▶ [Required task]:
Leave out the pictures and repeat the rest of the material exactly.

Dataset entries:
>> BEGIN

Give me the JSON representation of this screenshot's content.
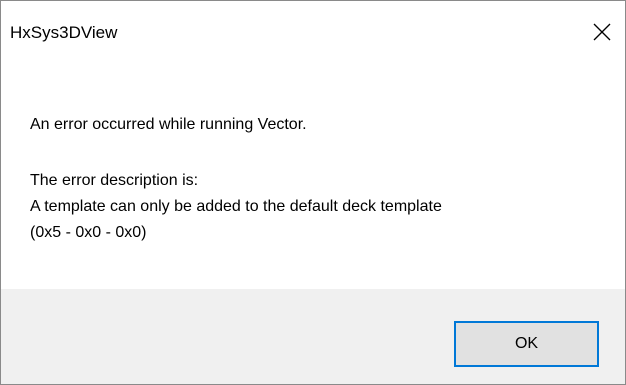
{
  "window": {
    "title": "HxSys3DView",
    "close_icon": "close-icon"
  },
  "message": {
    "line1": "An error occurred while running Vector.",
    "line2": "The error description is:",
    "line3": "A template can only be added to the default deck template",
    "line4": "(0x5 - 0x0 - 0x0)"
  },
  "buttons": {
    "ok_label": "OK"
  },
  "colors": {
    "focus_border": "#0078d7",
    "footer_bg": "#f0f0f0",
    "button_bg": "#e1e1e1"
  }
}
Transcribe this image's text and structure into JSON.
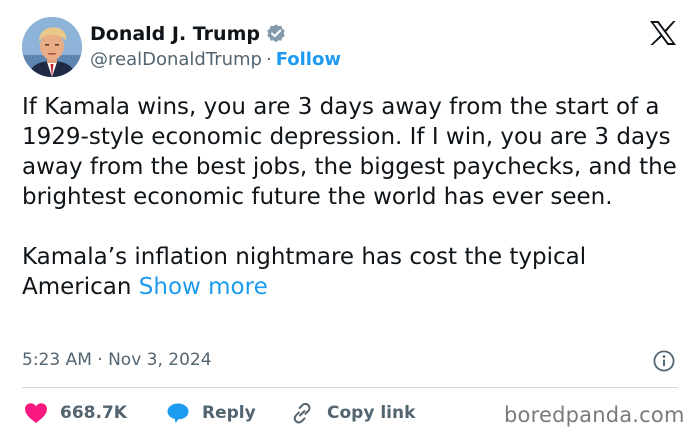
{
  "author": {
    "display_name": "Donald J. Trump",
    "handle": "@realDonaldTrump",
    "separator": "·",
    "follow_label": "Follow",
    "verified_color": "#829aab"
  },
  "tweet": {
    "paragraph_1": "If Kamala wins, you are 3 days away from the start of a 1929-style economic depression. If I win, you are 3 days away from the best jobs, the biggest paychecks, and the brightest economic future the world has ever seen.",
    "paragraph_2": "Kamala’s inflation nightmare has cost the typical American",
    "show_more_label": "Show more",
    "timestamp": "5:23 AM · Nov 3, 2024"
  },
  "actions": {
    "like_count": "668.7K",
    "reply_label": "Reply",
    "copy_link_label": "Copy link"
  },
  "icons": {
    "brand": "x-logo-icon",
    "verified": "verified-badge-icon",
    "info": "info-icon",
    "like": "heart-icon",
    "reply": "speech-bubble-icon",
    "copy": "link-icon"
  },
  "colors": {
    "accent": "#1d9bf0",
    "like": "#f91880",
    "text": "#0f1419",
    "muted": "#536471"
  },
  "watermark": "boredpanda.com"
}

>> END

▶ [Written solution]:
Give me the JSON representation of this screenshot's content.
{
  "window": {
    "title": "HxSys3DView",
    "close_icon": "close-icon"
  },
  "message": {
    "line1": "An error occurred while running Vector.",
    "line2": "The error description is:",
    "line3": "A template can only be added to the default deck template",
    "line4": "(0x5 - 0x0 - 0x0)"
  },
  "buttons": {
    "ok_label": "OK"
  },
  "colors": {
    "focus_border": "#0078d7",
    "footer_bg": "#f0f0f0",
    "button_bg": "#e1e1e1"
  }
}
Transcribe this image's text and structure into JSON.
{
  "author": {
    "display_name": "Donald J. Trump",
    "handle": "@realDonaldTrump",
    "separator": "·",
    "follow_label": "Follow",
    "verified_color": "#829aab"
  },
  "tweet": {
    "paragraph_1": "If Kamala wins, you are 3 days away from the start of a 1929-style economic depression. If I win, you are 3 days away from the best jobs, the biggest paychecks, and the brightest economic future the world has ever seen.",
    "paragraph_2": "Kamala’s inflation nightmare has cost the typical American",
    "show_more_label": "Show more",
    "timestamp": "5:23 AM · Nov 3, 2024"
  },
  "actions": {
    "like_count": "668.7K",
    "reply_label": "Reply",
    "copy_link_label": "Copy link"
  },
  "icons": {
    "brand": "x-logo-icon",
    "verified": "verified-badge-icon",
    "info": "info-icon",
    "like": "heart-icon",
    "reply": "speech-bubble-icon",
    "copy": "link-icon"
  },
  "colors": {
    "accent": "#1d9bf0",
    "like": "#f91880",
    "text": "#0f1419",
    "muted": "#536471"
  },
  "watermark": "boredpanda.com"
}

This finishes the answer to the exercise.